## WHAT YOU SHOULD DO
Retype all material exactly. Pictures stay out of the copy.

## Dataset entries

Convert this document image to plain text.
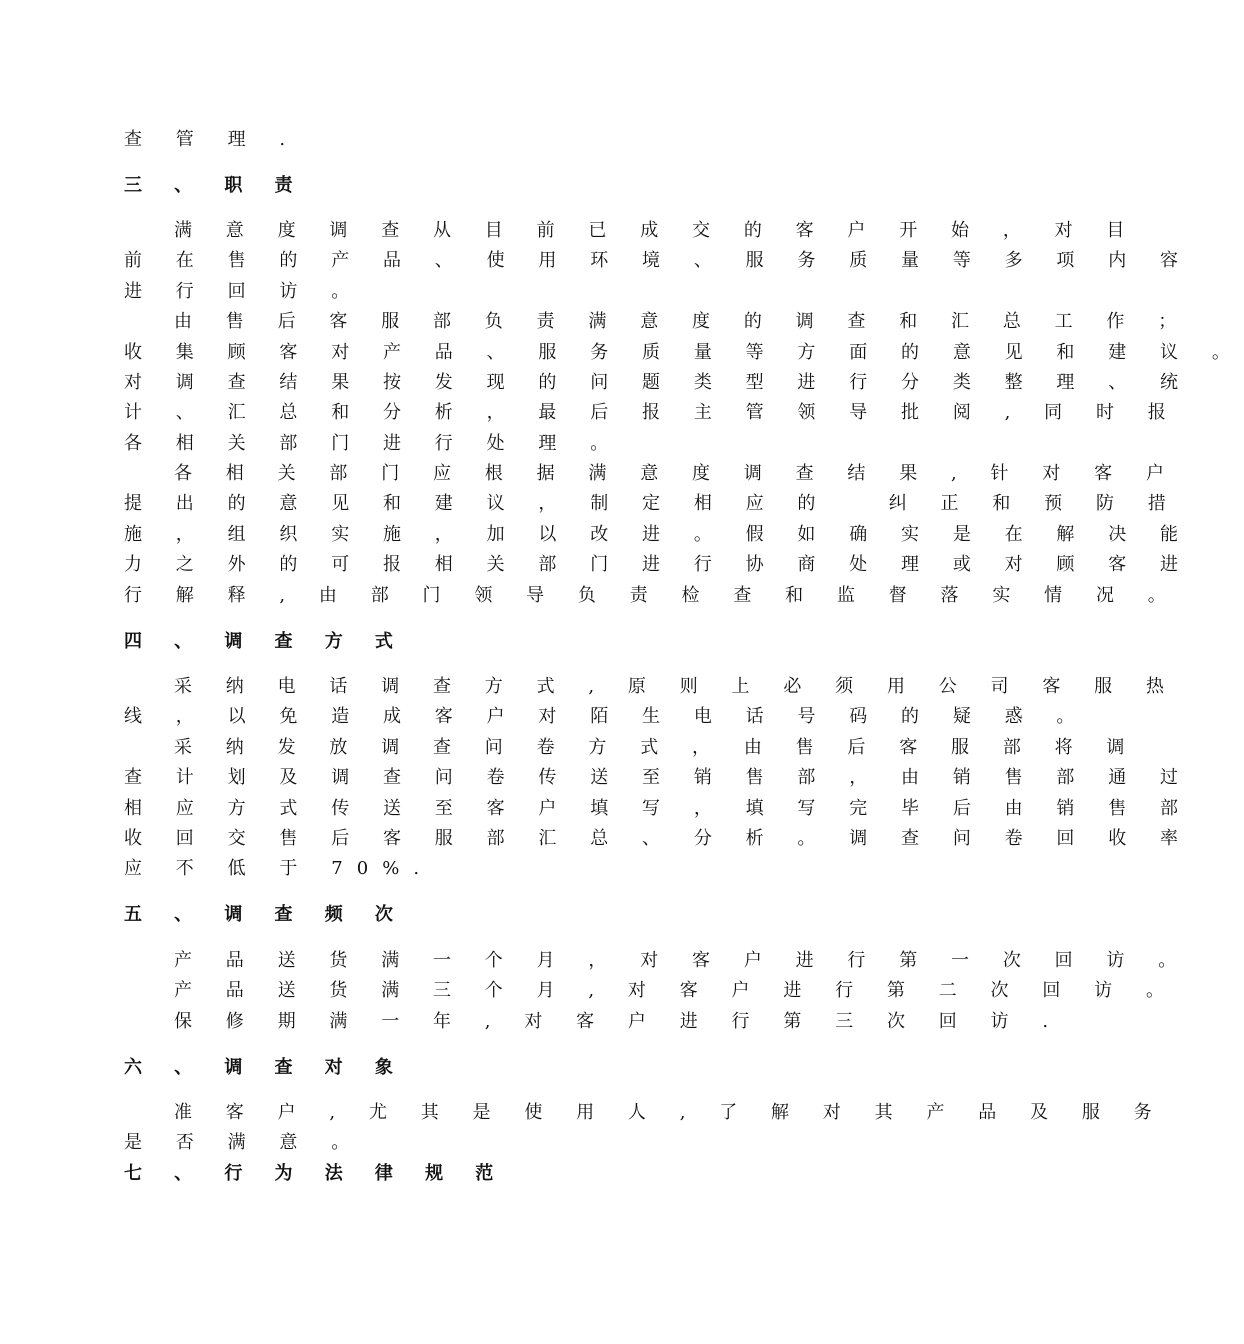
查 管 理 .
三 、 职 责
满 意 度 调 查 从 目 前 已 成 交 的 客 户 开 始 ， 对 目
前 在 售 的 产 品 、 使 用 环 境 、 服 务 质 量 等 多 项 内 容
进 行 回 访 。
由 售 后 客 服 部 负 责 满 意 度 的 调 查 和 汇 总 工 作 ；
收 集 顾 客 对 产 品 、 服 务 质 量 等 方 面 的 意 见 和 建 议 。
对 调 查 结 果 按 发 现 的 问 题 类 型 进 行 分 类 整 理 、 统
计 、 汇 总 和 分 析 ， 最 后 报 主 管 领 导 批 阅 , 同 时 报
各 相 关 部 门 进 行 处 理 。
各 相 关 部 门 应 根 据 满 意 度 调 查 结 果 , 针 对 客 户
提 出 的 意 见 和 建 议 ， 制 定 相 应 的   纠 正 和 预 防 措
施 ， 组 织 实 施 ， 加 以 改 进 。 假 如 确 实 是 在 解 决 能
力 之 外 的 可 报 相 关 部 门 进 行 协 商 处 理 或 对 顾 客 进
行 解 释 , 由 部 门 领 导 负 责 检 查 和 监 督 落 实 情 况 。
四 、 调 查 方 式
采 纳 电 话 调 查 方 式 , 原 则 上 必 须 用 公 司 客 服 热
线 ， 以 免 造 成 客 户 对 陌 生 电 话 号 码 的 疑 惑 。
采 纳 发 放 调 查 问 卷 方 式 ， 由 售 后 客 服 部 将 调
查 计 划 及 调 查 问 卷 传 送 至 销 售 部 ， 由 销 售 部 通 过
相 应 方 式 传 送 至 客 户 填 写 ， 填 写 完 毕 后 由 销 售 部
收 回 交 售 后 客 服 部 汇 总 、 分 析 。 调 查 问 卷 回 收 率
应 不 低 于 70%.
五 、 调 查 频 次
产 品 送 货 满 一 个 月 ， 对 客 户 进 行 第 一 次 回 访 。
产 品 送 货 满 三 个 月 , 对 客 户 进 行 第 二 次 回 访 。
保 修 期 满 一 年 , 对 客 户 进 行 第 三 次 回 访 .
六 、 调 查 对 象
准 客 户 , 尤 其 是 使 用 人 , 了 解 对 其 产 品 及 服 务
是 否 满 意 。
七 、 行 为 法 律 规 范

## THE ANSWER
Convert this document image to plain text.
查 管 理 .
三 、 职 责
满 意 度 调 查 从 目 前 已 成 交 的 客 户 开 始 ， 对 目
前 在 售 的 产 品 、 使 用 环 境 、 服 务 质 量 等 多 项 内 容
进 行 回 访 。
由 售 后 客 服 部 负 责 满 意 度 的 调 查 和 汇 总 工 作 ；
收 集 顾 客 对 产 品 、 服 务 质 量 等 方 面 的 意 见 和 建 议 。
对 调 查 结 果 按 发 现 的 问 题 类 型 进 行 分 类 整 理 、 统
计 、 汇 总 和 分 析 ， 最 后 报 主 管 领 导 批 阅 , 同 时 报
各 相 关 部 门 进 行 处 理 。
各 相 关 部 门 应 根 据 满 意 度 调 查 结 果 , 针 对 客 户
提 出 的 意 见 和 建 议 ， 制 定 相 应 的   纠 正 和 预 防 措
施 ， 组 织 实 施 ， 加 以 改 进 。 假 如 确 实 是 在 解 决 能
力 之 外 的 可 报 相 关 部 门 进 行 协 商 处 理 或 对 顾 客 进
行 解 释 , 由 部 门 领 导 负 责 检 查 和 监 督 落 实 情 况 。
四 、 调 查 方 式
采 纳 电 话 调 查 方 式 , 原 则 上 必 须 用 公 司 客 服 热
线 ， 以 免 造 成 客 户 对 陌 生 电 话 号 码 的 疑 惑 。
采 纳 发 放 调 查 问 卷 方 式 ， 由 售 后 客 服 部 将 调
查 计 划 及 调 查 问 卷 传 送 至 销 售 部 ， 由 销 售 部 通 过
相 应 方 式 传 送 至 客 户 填 写 ， 填 写 完 毕 后 由 销 售 部
收 回 交 售 后 客 服 部 汇 总 、 分 析 。 调 查 问 卷 回 收 率
应 不 低 于 70%.
五 、 调 查 频 次
产 品 送 货 满 一 个 月 ， 对 客 户 进 行 第 一 次 回 访 。
产 品 送 货 满 三 个 月 , 对 客 户 进 行 第 二 次 回 访 。
保 修 期 满 一 年 , 对 客 户 进 行 第 三 次 回 访 .
六 、 调 查 对 象
准 客 户 , 尤 其 是 使 用 人 , 了 解 对 其 产 品 及 服 务
是 否 满 意 。
七 、 行 为 法 律 规 范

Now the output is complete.